Excerpt provided:
## Start
I am obviously not only a worrywart but a moron. Since about mid-September we’ve been staring into the economic abyss with our ankles wrapped around the last tree at the edge of the cliff, watching our less fortunate neighbors go whizzing by on their way to total ruination. I somehow thought that might be sobering to some folks. My dumb.

The country has lost over a million jobs this year. The stock market has lost a third of its value in the last two months. Home foreclosures continue to increase, along with homelessness, hunger and bankruptcies. Even optimistic experts say things will get worse before they get better. If they get better.

So what does America do? Go shopping on Black Friday, of course! And I don’t just mean stop by the big box store on the way to turkey leftovers with mom. I mean camping out. In a tent. All night. In a line outside Best Buy or Wal-Mart.  And not just a peaceful line where dutiful shoppers wait their turn to calmly roll up more credit card debt. I mean stampede, as in one Long Island Wal-Mart, where a crowd of 2,000 that had been building since 9 p.m. literally broke the door down at 5 a.m. and trampled a Wal-Mart worker to death. When we say door busters, we mean door busters.

Meanwhile, in Palm Desert, Calif. two men were shot dead in a Toys R Us store, though apparently the dispute that led to the shooting was personal and not over an Xbox. Cynic that I am, I have to suspect there was a shopping angle somehow. I mean, you don’t go to Toys R Us just to have witnesses.

Nationwide, revenues were up 3 percent over last year’s Black Friday, and the MSM spent every minute not devoted to burning buildings in Mumbai chronicling Americans loading up with the latest gifts and gadgets. The manager of a Las Cruces Wal-Mart says business was great, and one guy had five 32-inch HD TVs in his shopping cart. Recession, what recession?
## End
Required tasks:
• A. Translate this sentence from the Black Friday commentary into Spanish: "The country has lost over a million jobs this year."
• B. Reproduce word for word the passage of the Black Friday commentary that starts with the words "So what does" and ends with "mean door busters.".
The listing after this comes from a separate source.

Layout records
## Start
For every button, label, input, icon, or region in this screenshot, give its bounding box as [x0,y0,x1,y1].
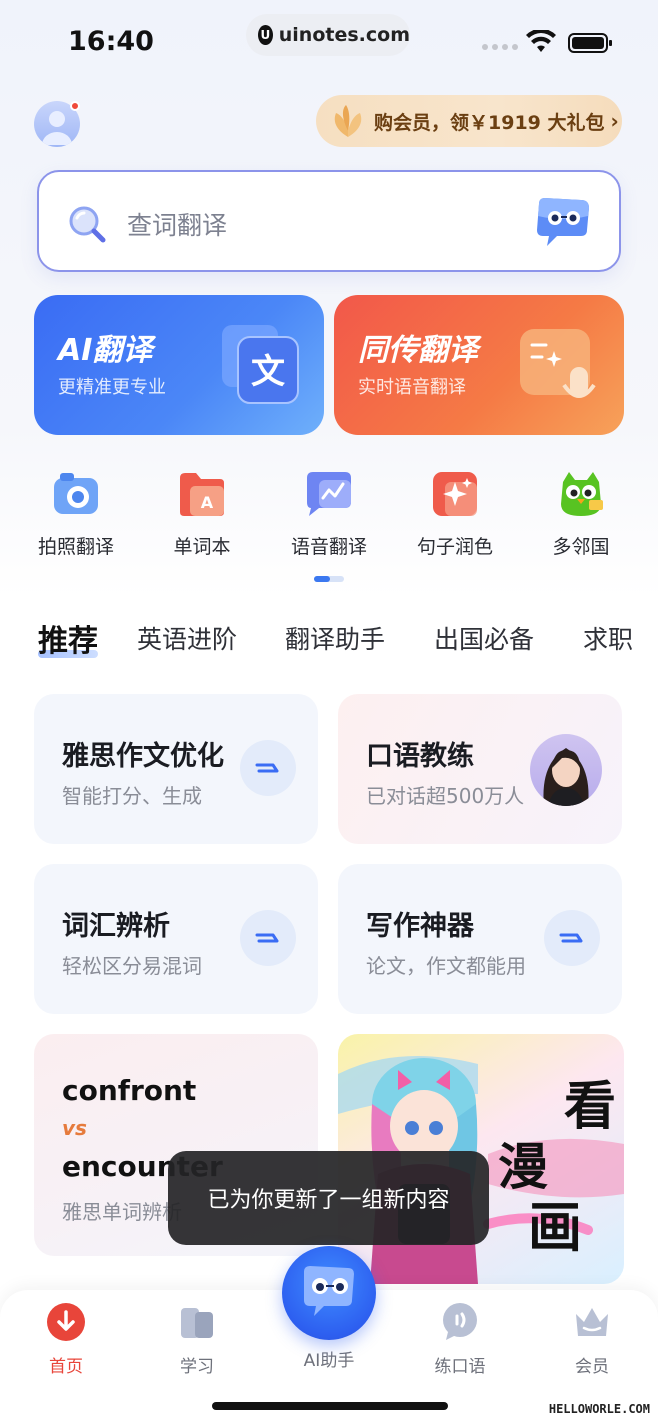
toast: 已为你更新了一组新内容 [168,1151,489,1245]
tab-translate-assistant[interactable]: 翻译助手 [285,620,385,656]
tool-voice-translate[interactable]: 语音翻译 [279,468,379,559]
card-subtitle: 论文，作文都能用 [366,954,526,978]
status-bar: 16:40 U uinotes.com [0,0,658,86]
page-indicator-active [314,576,330,582]
tab-english-advanced[interactable]: 英语进阶 [137,620,237,656]
nav-speaking[interactable]: 练口语 [410,1302,510,1377]
word-a: confront [62,1074,197,1107]
home-indicator [212,1402,448,1410]
arrow-right-icon[interactable] [240,740,296,796]
comic-glyph-3: 画 [528,1195,582,1259]
category-tabs: 推荐 英语进阶 翻译助手 出国必备 求职 [38,620,658,664]
owl-icon [561,472,603,516]
card-title: 雅思作文优化 [62,741,224,772]
chat-wave-icon [307,472,351,516]
card-ielts-writing[interactable]: 雅思作文优化 智能打分、生成 [34,694,318,844]
card-subtitle: 智能打分、生成 [62,784,202,808]
tool-label: 单词本 [173,536,231,558]
simultaneous-translate-title: 同传翻译 [358,333,478,368]
crown-icon [576,1308,608,1336]
butterfly-icon [334,105,362,137]
tool-duolingo[interactable]: 多邻国 [531,468,631,559]
nav-ai-assistant[interactable]: AI助手 [279,1340,379,1371]
speech-bubble-icon [443,1303,477,1340]
tool-label: 拍照翻译 [37,536,114,558]
camera-icon [54,473,98,514]
translate-doc-glyph: 文 [251,352,285,392]
comic-glyph-2: 漫 [498,1137,548,1196]
nav-label: 练口语 [434,1357,486,1377]
url-pill[interactable]: U uinotes.com [246,14,410,56]
ai-assistant-button[interactable] [282,1246,376,1340]
nav-label: 会员 [575,1357,609,1377]
card-word-discrimination[interactable]: 词汇辨析 轻松区分易混词 [34,864,318,1014]
search-input[interactable]: 查词翻译 [37,170,621,272]
card-writing-tool[interactable]: 写作神器 论文，作文都能用 [338,864,622,1014]
tool-photo-translate[interactable]: 拍照翻译 [26,468,126,559]
url-text: uinotes.com [278,24,410,46]
folder-icon: A [180,473,224,516]
tool-label: 语音翻译 [290,536,367,558]
vip-banner-text: 购会员，领￥1919 大礼包 [374,111,605,134]
tab-job-hunting[interactable]: 求职 [583,620,633,656]
coach-avatar [530,734,602,806]
watermark: HELLOWORLE.COM [548,1402,650,1416]
arrow-right-icon[interactable] [240,910,296,966]
nav-home[interactable]: 首页 [16,1302,116,1377]
vip-banner[interactable]: 购会员，领￥1919 大礼包 › [316,95,622,147]
nav-study[interactable]: 学习 [147,1302,247,1377]
nav-label: 学习 [180,1357,214,1377]
simultaneous-translate-card[interactable]: 同传翻译 实时语音翻译 [334,295,624,435]
tab-study-abroad[interactable]: 出国必备 [434,620,534,656]
wifi-icon [526,30,556,52]
comic-glyph-1: 看 [564,1076,616,1137]
microphone-icon [520,329,596,398]
search-placeholder: 查词翻译 [127,211,228,240]
tab-recommend[interactable]: 推荐 [38,620,98,660]
battery-icon [568,33,612,53]
status-time: 16:40 [68,26,154,57]
tool-sentence-polish[interactable]: 句子润色 [405,468,505,559]
ai-translate-title: AI翻译 [58,333,153,368]
simultaneous-translate-subtitle: 实时语音翻译 [358,377,466,398]
book-icon [181,1308,213,1338]
nav-membership[interactable]: 会员 [542,1302,642,1377]
tool-vocab-book[interactable]: A 单词本 [152,468,252,559]
nav-label: AI助手 [303,1351,355,1371]
ai-translate-subtitle: 更精准更专业 [58,377,166,398]
search-icon [69,206,106,243]
arrow-right-icon[interactable] [544,910,600,966]
home-icon [47,1303,85,1341]
card-title: 口语教练 [366,741,474,772]
card-title: 写作神器 [366,911,474,942]
site-logo-icon: U [258,25,273,45]
sparkle-icon [433,472,477,516]
notification-dot [70,101,80,111]
toast-text: 已为你更新了一组新内容 [207,1188,450,1213]
card-subtitle: 轻松区分易混词 [62,954,202,978]
tool-label: 句子润色 [416,536,493,558]
ai-translate-card[interactable]: AI翻译 更精准更专业 文 [34,295,324,435]
ai-mascot-icon[interactable] [533,196,591,248]
tool-label: 多邻国 [552,536,610,558]
svg-text:A: A [201,493,214,512]
ai-mascot-icon [304,1266,354,1316]
card-subtitle: 已对话超500万人 [366,784,525,808]
nav-label: 首页 [49,1357,83,1377]
card-title: 词汇辨析 [62,911,170,942]
word-vs: vs [62,1116,87,1140]
card-subtitle: 雅思单词辨析 [62,1200,182,1224]
chevron-right-icon: › [610,109,619,133]
translate-doc-icon: 文 [222,325,299,404]
card-speaking-coach[interactable]: 口语教练 已对话超500万人 [338,694,622,844]
signal-icon [482,44,518,50]
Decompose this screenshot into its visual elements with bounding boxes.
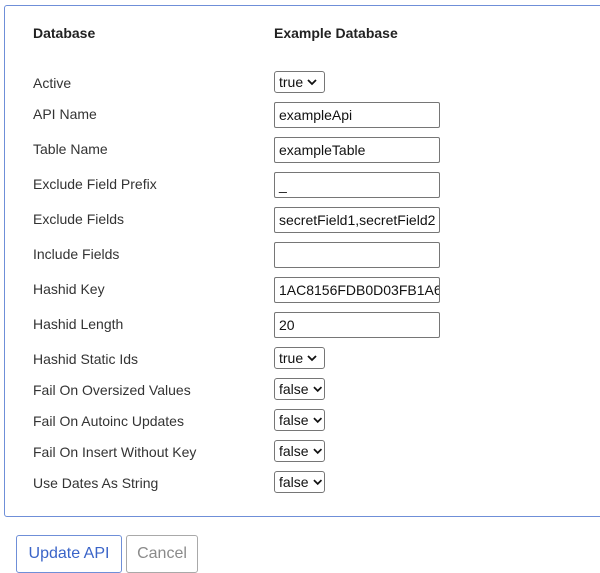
column-header-database: Database — [33, 25, 96, 41]
chevron-down-icon — [307, 355, 317, 362]
chevron-down-icon — [312, 479, 322, 486]
update-api-button[interactable]: Update API — [16, 535, 122, 573]
hashid-key-label: Hashid Key — [33, 281, 105, 297]
use-dates-as-string-label: Use Dates As String — [33, 475, 159, 491]
hashid-length-label: Hashid Length — [33, 316, 124, 332]
fail-on-oversized-values-label: Fail On Oversized Values — [33, 382, 191, 398]
table-name-input[interactable]: exampleTable — [274, 137, 440, 163]
active-label: Active — [33, 75, 72, 91]
fail-on-autoinc-updates-select[interactable]: false — [274, 409, 325, 431]
active-select[interactable]: true — [274, 71, 325, 93]
chevron-down-icon — [312, 417, 322, 424]
use-dates-as-string-value: false — [279, 474, 309, 490]
hashid-static-ids-select[interactable]: true — [274, 347, 325, 369]
fail-on-autoinc-updates-label: Fail On Autoinc Updates — [33, 413, 184, 429]
cancel-button[interactable]: Cancel — [126, 535, 198, 573]
hashid-length-input[interactable]: 20 — [274, 312, 440, 338]
fail-on-autoinc-updates-value: false — [279, 412, 309, 428]
fail-on-oversized-values-value: false — [279, 381, 309, 397]
active-select-value: true — [279, 74, 304, 90]
table-name-label: Table Name — [33, 141, 108, 157]
hashid-static-ids-value: true — [279, 350, 304, 366]
fail-on-insert-without-key-select[interactable]: false — [274, 440, 325, 462]
include-fields-input[interactable] — [274, 242, 440, 268]
fail-on-insert-without-key-label: Fail On Insert Without Key — [33, 444, 197, 460]
exclude-field-prefix-input[interactable]: _ — [274, 172, 440, 198]
fail-on-insert-without-key-value: false — [279, 443, 309, 459]
chevron-down-icon — [312, 448, 322, 455]
hashid-static-ids-label: Hashid Static Ids — [33, 351, 139, 367]
fail-on-oversized-values-select[interactable]: false — [274, 378, 325, 400]
use-dates-as-string-select[interactable]: false — [274, 471, 325, 493]
column-header-database-name: Example Database — [274, 25, 398, 41]
chevron-down-icon — [307, 79, 317, 86]
api-name-label: API Name — [33, 106, 97, 122]
exclude-field-prefix-label: Exclude Field Prefix — [33, 176, 157, 192]
exclude-fields-input[interactable]: secretField1,secretField2 — [274, 207, 440, 233]
chevron-down-icon — [312, 386, 322, 393]
api-name-input[interactable]: exampleApi — [274, 102, 440, 128]
exclude-fields-label: Exclude Fields — [33, 211, 125, 227]
include-fields-label: Include Fields — [33, 246, 120, 262]
hashid-key-input[interactable]: 1AC8156FDB0D03FB1A6F4 — [274, 277, 440, 303]
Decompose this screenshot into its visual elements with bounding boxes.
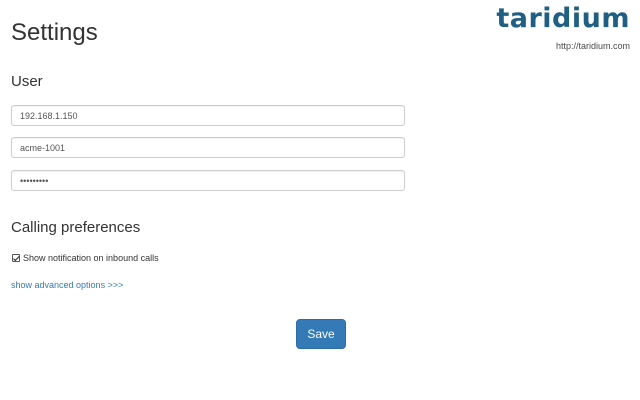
- username-input[interactable]: [11, 137, 405, 158]
- notification-label: Show notification on inbound calls: [23, 253, 159, 263]
- save-button[interactable]: Save: [296, 319, 346, 349]
- settings-page: Settings taridium http://taridium.com Us…: [0, 0, 640, 400]
- user-section-title: User: [11, 73, 43, 90]
- notification-option[interactable]: Show notification on inbound calls: [11, 252, 159, 264]
- show-advanced-options-link[interactable]: show advanced options >>>: [11, 279, 123, 291]
- logo-text: taridium: [496, 3, 630, 34]
- notification-checkbox[interactable]: [12, 254, 20, 262]
- page-title: Settings: [11, 19, 98, 46]
- logo-url: http://taridium.com: [555, 41, 630, 51]
- server-address-input[interactable]: [11, 105, 405, 126]
- password-input[interactable]: [11, 170, 405, 191]
- calling-preferences-title: Calling preferences: [11, 219, 141, 236]
- taridium-logo: taridium http://taridium.com: [496, 2, 630, 52]
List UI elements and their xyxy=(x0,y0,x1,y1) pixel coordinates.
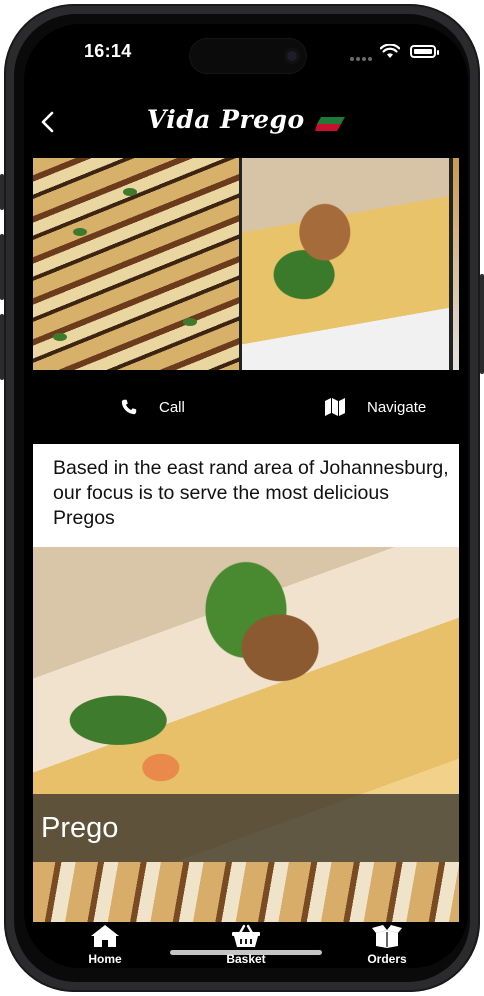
flag-icon xyxy=(315,116,346,131)
gallery-photo-toasted-prego[interactable] xyxy=(33,158,239,370)
tab-orders-label: Orders xyxy=(367,952,407,966)
mute-switch xyxy=(0,174,4,210)
tab-home-label: Home xyxy=(88,952,122,966)
box-icon xyxy=(372,925,402,948)
category-card-next[interactable] xyxy=(33,862,459,922)
tab-home[interactable]: Home xyxy=(60,924,150,966)
call-label: Call xyxy=(159,398,185,416)
category-title: Prego xyxy=(41,812,119,844)
volume-down-button xyxy=(0,314,4,380)
contact-actions: Call Navigate xyxy=(33,370,459,444)
app-header: Vida Prego xyxy=(24,88,468,158)
power-button xyxy=(480,274,484,374)
dynamic-island xyxy=(189,38,307,74)
tab-basket[interactable]: Basket xyxy=(201,924,291,966)
phone-frame: 16:14 Vida Prego Call Navigate Based in … xyxy=(0,4,484,992)
about-text: Based in the east rand area of Johannesb… xyxy=(53,457,449,529)
call-button[interactable]: Call xyxy=(121,394,185,420)
home-icon xyxy=(91,925,119,947)
volume-up-button xyxy=(0,234,4,300)
camera-icon xyxy=(284,48,300,64)
cellular-signal-icon xyxy=(350,48,374,66)
basket-icon xyxy=(232,924,260,947)
app-screen: 16:14 Vida Prego Call Navigate Based in … xyxy=(24,24,468,968)
tab-orders[interactable]: Orders xyxy=(342,924,432,966)
home-indicator[interactable] xyxy=(170,950,322,955)
about-section: Based in the east rand area of Johannesb… xyxy=(33,444,459,547)
gallery-photo-next[interactable] xyxy=(453,158,459,370)
category-card-prego[interactable]: Prego xyxy=(33,547,459,862)
battery-icon xyxy=(410,45,439,58)
wifi-icon xyxy=(380,44,400,58)
tab-bar: Home Basket Orders xyxy=(24,922,468,968)
brand-name: Vida Prego xyxy=(146,105,305,134)
brand-logo: Vida Prego xyxy=(24,105,468,134)
map-icon xyxy=(325,398,345,416)
status-time: 16:14 xyxy=(84,41,132,61)
navigate-label: Navigate xyxy=(367,398,427,416)
gallery-photo-prego-roll[interactable] xyxy=(242,158,449,370)
category-label-bar: Prego xyxy=(33,794,459,862)
status-bar: 16:14 xyxy=(24,24,468,88)
navigate-button[interactable]: Navigate xyxy=(325,394,426,420)
phone-icon xyxy=(121,399,137,415)
photo-gallery[interactable] xyxy=(33,158,459,370)
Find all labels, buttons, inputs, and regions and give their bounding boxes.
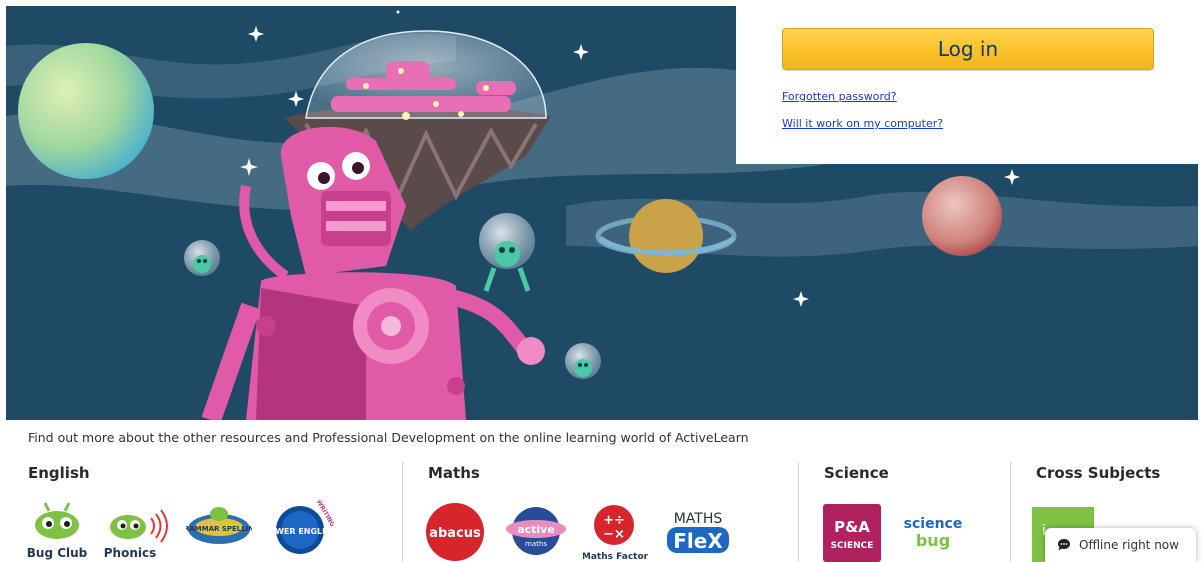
grammar-spelling-logo[interactable]: GRAMMAR SPELLING (186, 504, 252, 550)
english-heading: English (28, 464, 90, 482)
phonics-logo[interactable]: Phonics (103, 500, 169, 562)
power-english-label: POWER ENGLISH (270, 527, 334, 536)
login-panel: Log in Forgotten password? Will it work … (736, 0, 1199, 164)
pa-science-bottom: SCIENCE (831, 541, 874, 551)
cross-subjects-heading: Cross Subjects (1036, 464, 1161, 482)
maths-heading: Maths (428, 464, 480, 482)
grammar-spelling-label: GRAMMAR SPELLING (186, 525, 252, 533)
active-maths-bottom: maths (525, 540, 547, 548)
active-maths-logo[interactable]: active maths (505, 506, 567, 556)
science-bug-logo[interactable]: science bug (900, 510, 966, 554)
bug-club-label: Bug Club (27, 546, 87, 560)
science-bug-top: science (904, 516, 963, 532)
svg-text:+÷: +÷ (603, 513, 625, 528)
pa-science-top: P&A (834, 518, 870, 536)
divider (1010, 462, 1011, 562)
pa-science-logo[interactable]: P&A SCIENCE (823, 504, 881, 562)
green-planet (18, 43, 154, 179)
phonics-label: Phonics (104, 546, 157, 560)
offline-chat-badge[interactable]: Offline right now (1045, 528, 1196, 562)
login-button-label: Log in (937, 37, 999, 61)
intro-text: Find out more about the other resources … (28, 430, 749, 445)
computer-compatibility-link[interactable]: Will it work on my computer? (782, 117, 943, 130)
offline-label: Offline right now (1079, 538, 1179, 552)
science-heading: Science (824, 464, 889, 482)
alien-right (565, 343, 601, 379)
maths-flex-bottom: FleX (673, 529, 723, 553)
bug-club-logo[interactable]: Bug Club (27, 500, 87, 562)
maths-factor-logo[interactable]: +÷ −× Maths Factor (583, 503, 649, 561)
maths-flex-top: MATHS (674, 511, 723, 527)
divider (798, 462, 799, 562)
active-maths-top: active (517, 523, 555, 536)
abacus-label: abacus (429, 526, 481, 541)
chat-bubble-icon (1058, 539, 1070, 551)
forgotten-password-link[interactable]: Forgotten password? (782, 90, 897, 103)
science-bug-bottom: bug (916, 531, 950, 550)
maths-factor-label: Maths Factor (583, 552, 649, 561)
svg-text:−×: −× (603, 527, 625, 542)
page: Log in Forgotten password? Will it work … (0, 0, 1203, 562)
divider (402, 462, 403, 562)
abacus-logo[interactable]: abacus (425, 502, 485, 562)
maths-flex-logo[interactable]: MATHS FleX (663, 506, 733, 556)
red-planet (922, 176, 1002, 256)
login-button[interactable]: Log in (782, 28, 1154, 70)
power-english-logo[interactable]: POWER ENGLISH WRITING (270, 500, 334, 556)
alien-middle (479, 213, 535, 292)
alien-left (184, 240, 220, 276)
## End
Task answers:
• A. El país ha perdido más de un millón de empleos este año.

• B.
So what does America do? Go shopping on Black Friday, of course! And I don’t just mean stop by the big box store on the way to turkey leftovers with mom. I mean camping out. In a tent. All night. In a line outside Best Buy or Wal-Mart.  And not just a peaceful line where dutiful shoppers wait their turn to calmly roll up more credit card debt. I mean stampede, as in one Long Island Wal-Mart, where a crowd of 2,000 that had been building since 9 p.m. literally broke the door down at 5 a.m. and trampled a Wal-Mart worker to death. When we say door busters, we mean door busters.